═══ Task data

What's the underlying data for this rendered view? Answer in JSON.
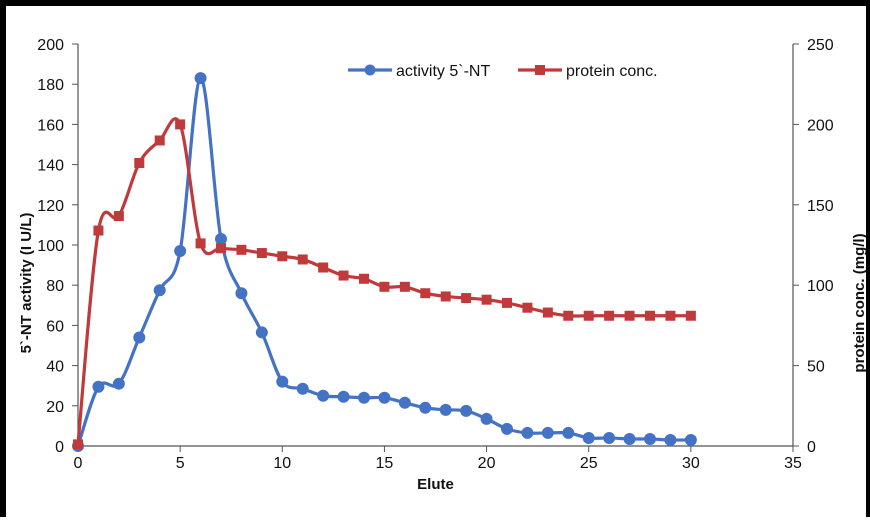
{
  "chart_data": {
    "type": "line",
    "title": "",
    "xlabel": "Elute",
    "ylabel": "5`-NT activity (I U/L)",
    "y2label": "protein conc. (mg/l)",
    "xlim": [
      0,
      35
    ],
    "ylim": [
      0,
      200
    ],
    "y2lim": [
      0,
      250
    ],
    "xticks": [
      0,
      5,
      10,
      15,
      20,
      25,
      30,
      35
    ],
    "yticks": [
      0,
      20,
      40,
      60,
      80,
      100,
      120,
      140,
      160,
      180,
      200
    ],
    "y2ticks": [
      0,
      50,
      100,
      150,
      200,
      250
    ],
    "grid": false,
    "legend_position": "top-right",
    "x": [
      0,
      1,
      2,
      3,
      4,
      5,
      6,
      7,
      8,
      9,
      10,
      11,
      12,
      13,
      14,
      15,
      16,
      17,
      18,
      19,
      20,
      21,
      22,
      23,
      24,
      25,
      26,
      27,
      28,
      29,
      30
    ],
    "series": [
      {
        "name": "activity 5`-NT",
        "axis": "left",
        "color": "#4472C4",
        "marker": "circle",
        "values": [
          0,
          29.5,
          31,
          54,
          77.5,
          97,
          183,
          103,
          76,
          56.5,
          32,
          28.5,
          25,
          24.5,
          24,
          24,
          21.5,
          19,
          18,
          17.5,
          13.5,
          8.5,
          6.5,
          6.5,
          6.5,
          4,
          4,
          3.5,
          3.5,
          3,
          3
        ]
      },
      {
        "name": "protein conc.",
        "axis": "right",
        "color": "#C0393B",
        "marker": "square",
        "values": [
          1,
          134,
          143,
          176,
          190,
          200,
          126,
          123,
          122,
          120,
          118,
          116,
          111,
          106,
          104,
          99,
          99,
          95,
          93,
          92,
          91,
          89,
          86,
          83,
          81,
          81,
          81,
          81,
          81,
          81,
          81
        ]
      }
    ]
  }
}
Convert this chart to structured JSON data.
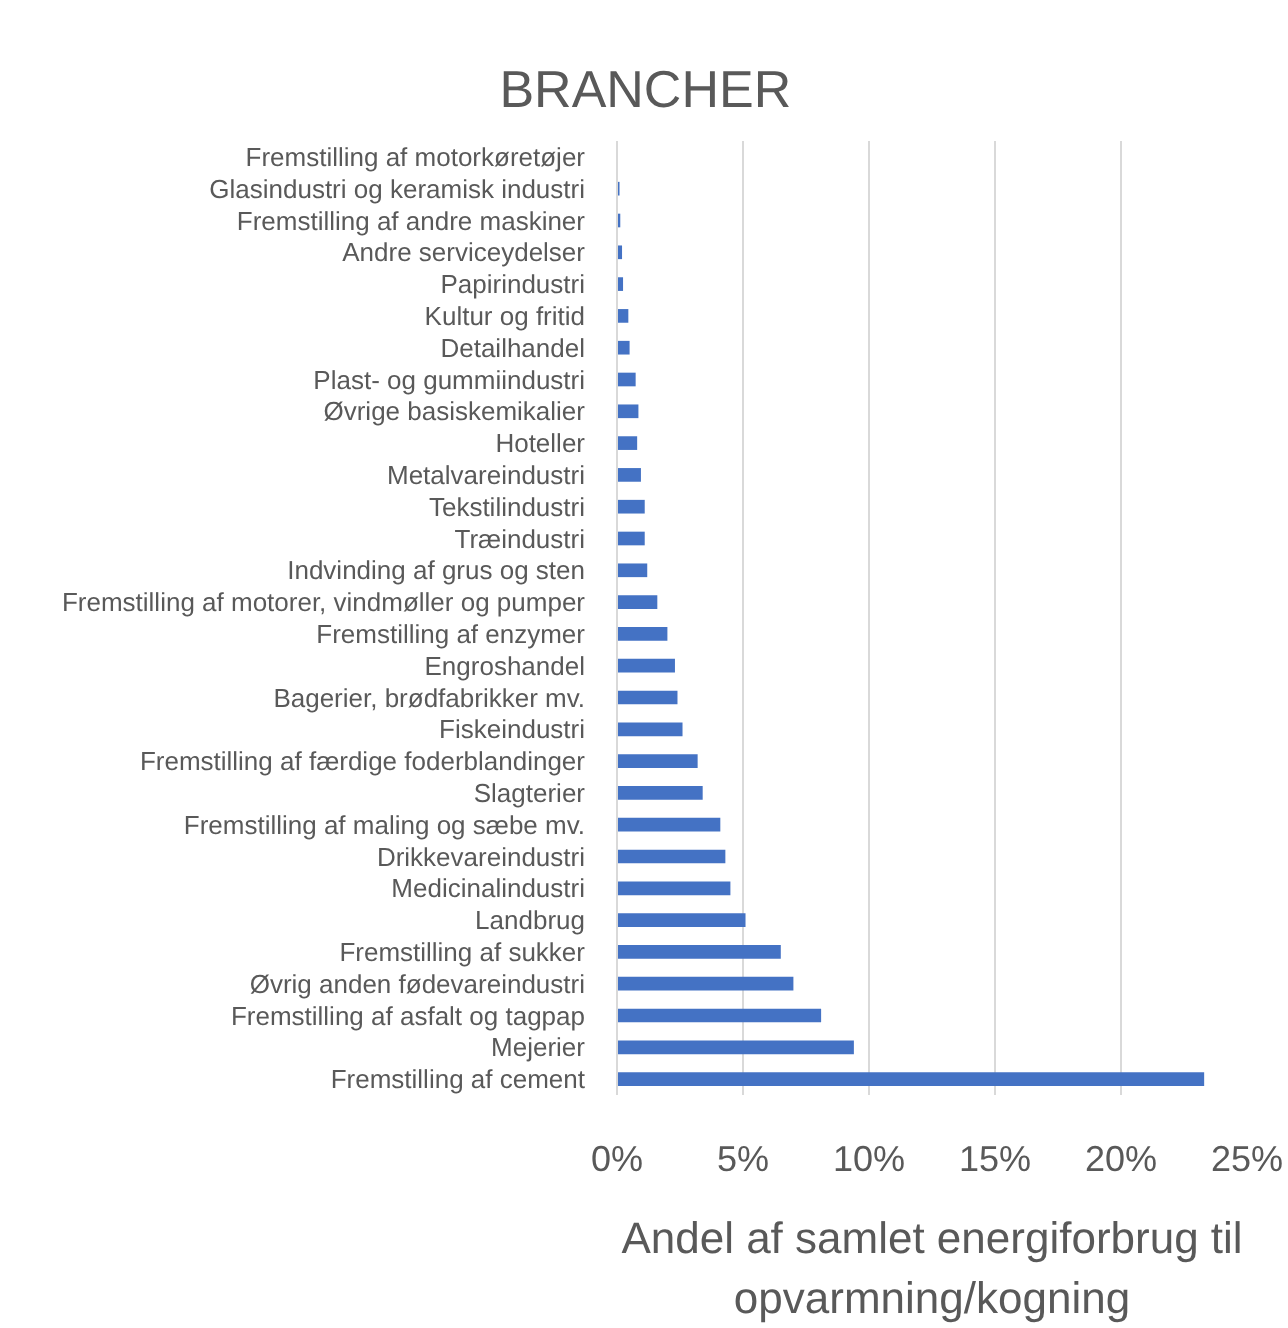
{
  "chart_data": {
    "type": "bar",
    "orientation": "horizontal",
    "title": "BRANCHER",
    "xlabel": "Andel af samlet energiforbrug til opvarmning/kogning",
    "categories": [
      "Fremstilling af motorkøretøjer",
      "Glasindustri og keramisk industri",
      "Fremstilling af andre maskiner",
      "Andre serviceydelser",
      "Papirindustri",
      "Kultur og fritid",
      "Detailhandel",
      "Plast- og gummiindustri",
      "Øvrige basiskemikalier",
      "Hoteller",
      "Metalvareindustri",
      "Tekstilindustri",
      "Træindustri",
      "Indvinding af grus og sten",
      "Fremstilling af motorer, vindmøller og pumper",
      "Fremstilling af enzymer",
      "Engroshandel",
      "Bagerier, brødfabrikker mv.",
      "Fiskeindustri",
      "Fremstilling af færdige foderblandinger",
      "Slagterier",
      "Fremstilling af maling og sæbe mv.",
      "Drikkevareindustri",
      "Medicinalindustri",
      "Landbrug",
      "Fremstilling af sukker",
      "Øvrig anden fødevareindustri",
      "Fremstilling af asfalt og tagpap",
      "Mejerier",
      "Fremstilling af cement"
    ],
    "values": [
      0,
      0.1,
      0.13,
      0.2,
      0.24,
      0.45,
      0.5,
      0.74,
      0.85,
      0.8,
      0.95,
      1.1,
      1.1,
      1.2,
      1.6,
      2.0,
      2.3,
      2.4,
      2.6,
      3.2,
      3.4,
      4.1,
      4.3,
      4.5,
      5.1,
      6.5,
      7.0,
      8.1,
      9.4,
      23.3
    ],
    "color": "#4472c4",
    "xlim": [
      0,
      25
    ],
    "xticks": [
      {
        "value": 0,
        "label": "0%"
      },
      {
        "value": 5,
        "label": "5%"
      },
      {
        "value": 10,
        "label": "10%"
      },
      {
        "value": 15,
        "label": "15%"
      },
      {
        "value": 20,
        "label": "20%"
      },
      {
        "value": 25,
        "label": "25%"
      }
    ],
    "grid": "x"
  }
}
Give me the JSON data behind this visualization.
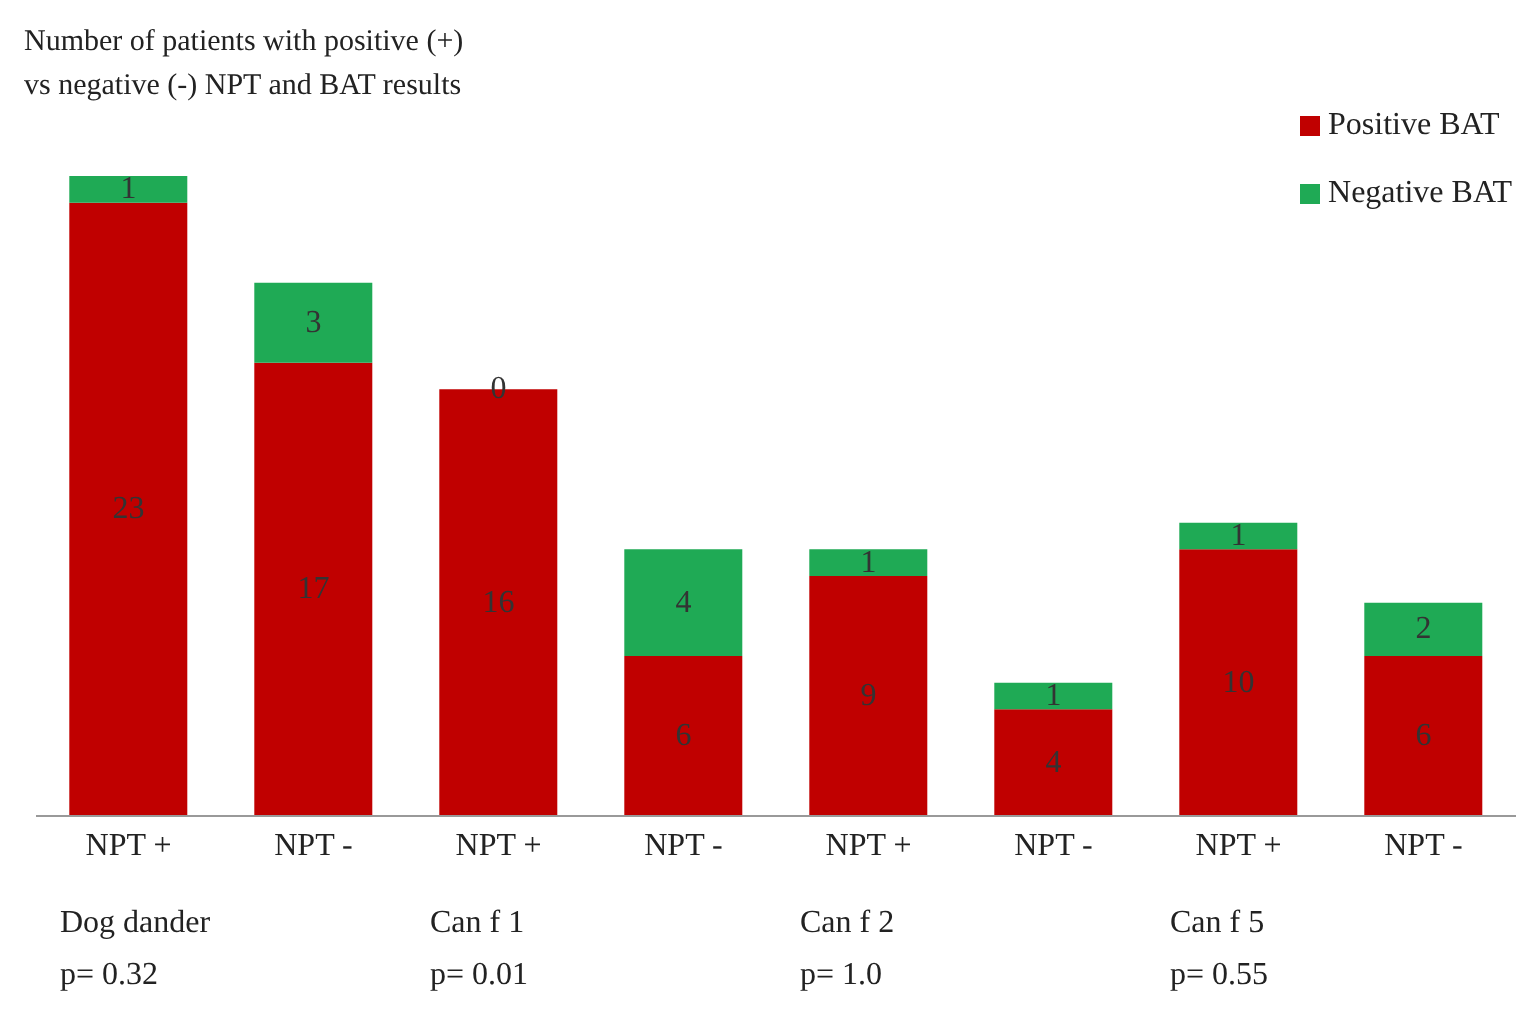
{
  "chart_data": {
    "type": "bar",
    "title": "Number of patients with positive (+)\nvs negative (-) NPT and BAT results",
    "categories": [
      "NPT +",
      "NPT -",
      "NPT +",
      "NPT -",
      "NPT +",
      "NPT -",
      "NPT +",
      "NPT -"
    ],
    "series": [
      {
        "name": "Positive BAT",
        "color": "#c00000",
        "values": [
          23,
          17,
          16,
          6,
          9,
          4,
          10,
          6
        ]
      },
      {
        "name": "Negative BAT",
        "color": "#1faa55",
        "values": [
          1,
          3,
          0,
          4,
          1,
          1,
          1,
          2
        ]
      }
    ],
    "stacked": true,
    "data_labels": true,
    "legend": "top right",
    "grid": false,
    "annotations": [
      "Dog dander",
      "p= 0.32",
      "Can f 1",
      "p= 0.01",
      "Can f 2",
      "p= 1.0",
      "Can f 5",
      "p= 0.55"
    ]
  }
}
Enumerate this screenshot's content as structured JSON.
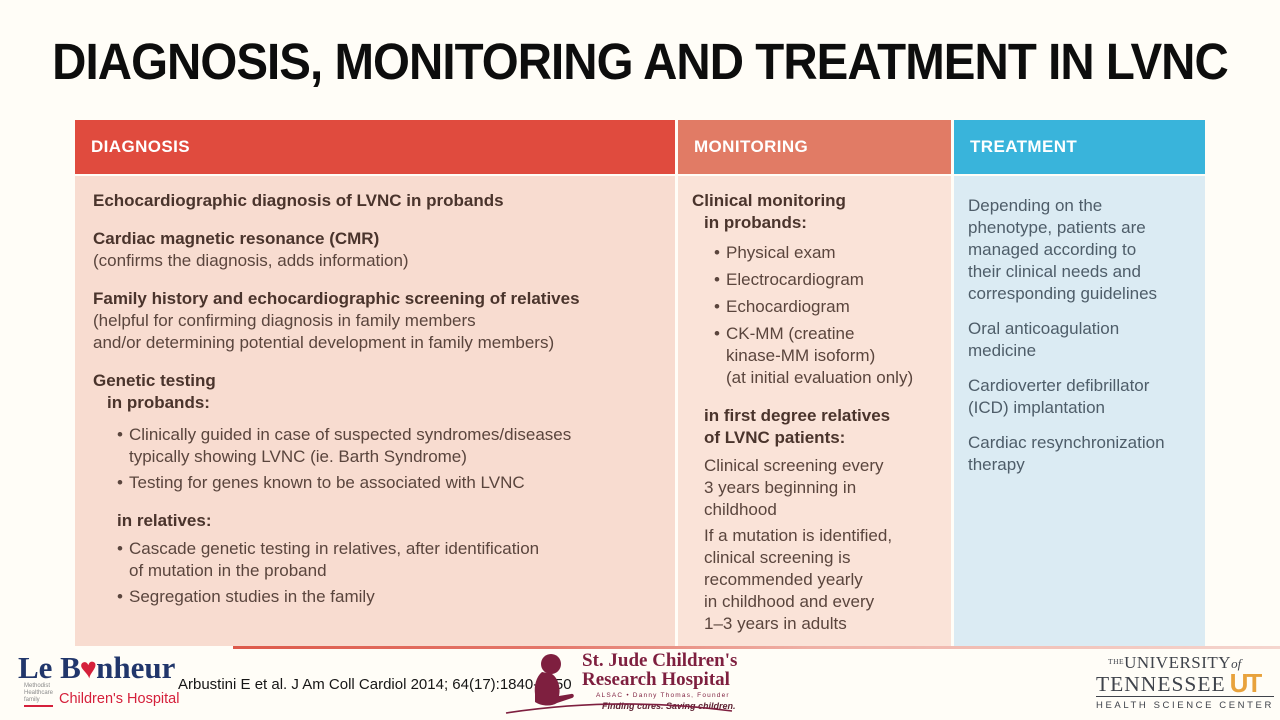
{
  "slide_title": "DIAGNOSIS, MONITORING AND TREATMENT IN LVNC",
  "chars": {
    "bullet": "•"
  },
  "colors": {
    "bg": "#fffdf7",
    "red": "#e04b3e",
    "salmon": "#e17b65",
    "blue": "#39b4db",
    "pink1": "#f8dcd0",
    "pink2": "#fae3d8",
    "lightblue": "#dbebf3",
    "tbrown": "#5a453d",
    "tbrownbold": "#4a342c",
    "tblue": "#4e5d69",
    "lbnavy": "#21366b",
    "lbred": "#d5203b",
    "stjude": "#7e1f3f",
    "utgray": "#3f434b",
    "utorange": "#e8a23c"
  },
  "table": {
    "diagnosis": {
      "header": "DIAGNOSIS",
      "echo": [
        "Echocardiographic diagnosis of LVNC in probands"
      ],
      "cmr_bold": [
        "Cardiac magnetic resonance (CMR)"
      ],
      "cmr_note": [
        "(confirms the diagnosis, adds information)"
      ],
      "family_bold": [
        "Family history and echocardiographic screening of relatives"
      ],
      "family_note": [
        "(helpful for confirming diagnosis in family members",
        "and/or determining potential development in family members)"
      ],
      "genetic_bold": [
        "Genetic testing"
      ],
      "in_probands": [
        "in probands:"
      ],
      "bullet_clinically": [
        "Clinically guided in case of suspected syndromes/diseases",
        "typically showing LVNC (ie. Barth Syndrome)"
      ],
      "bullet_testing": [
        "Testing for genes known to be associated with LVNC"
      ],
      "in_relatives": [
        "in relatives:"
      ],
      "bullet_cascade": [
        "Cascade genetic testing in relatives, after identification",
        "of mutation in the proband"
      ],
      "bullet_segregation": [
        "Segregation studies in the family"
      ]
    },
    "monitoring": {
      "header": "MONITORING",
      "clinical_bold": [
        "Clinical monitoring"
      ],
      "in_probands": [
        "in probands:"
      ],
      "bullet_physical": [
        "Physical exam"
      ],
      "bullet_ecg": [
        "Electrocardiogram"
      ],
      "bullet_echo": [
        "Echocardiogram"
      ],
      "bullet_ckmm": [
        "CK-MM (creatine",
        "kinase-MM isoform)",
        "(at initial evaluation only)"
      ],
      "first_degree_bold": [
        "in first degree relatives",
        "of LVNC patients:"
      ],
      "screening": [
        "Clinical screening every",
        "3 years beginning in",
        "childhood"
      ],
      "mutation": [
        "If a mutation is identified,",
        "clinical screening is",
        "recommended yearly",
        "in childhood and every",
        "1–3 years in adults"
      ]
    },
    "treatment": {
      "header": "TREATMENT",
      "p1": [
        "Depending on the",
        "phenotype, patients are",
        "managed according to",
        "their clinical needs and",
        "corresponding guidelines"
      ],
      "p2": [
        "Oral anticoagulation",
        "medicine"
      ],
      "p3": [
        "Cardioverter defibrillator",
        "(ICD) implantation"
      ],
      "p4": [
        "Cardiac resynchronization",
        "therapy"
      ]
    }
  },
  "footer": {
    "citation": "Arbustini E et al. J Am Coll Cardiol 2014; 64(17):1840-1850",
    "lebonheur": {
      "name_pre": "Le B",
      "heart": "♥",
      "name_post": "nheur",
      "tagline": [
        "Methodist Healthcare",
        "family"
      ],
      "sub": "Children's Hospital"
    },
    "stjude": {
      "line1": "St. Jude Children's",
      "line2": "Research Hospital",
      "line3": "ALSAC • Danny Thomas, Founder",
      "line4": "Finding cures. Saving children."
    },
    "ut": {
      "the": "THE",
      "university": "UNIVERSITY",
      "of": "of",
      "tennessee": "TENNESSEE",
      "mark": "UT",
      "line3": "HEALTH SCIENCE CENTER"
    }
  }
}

══════

▶ [Exercise]:
Please determine how many lines of the records above include the word "LVNC", replying with a number alone.

▶ [Answer below]:
5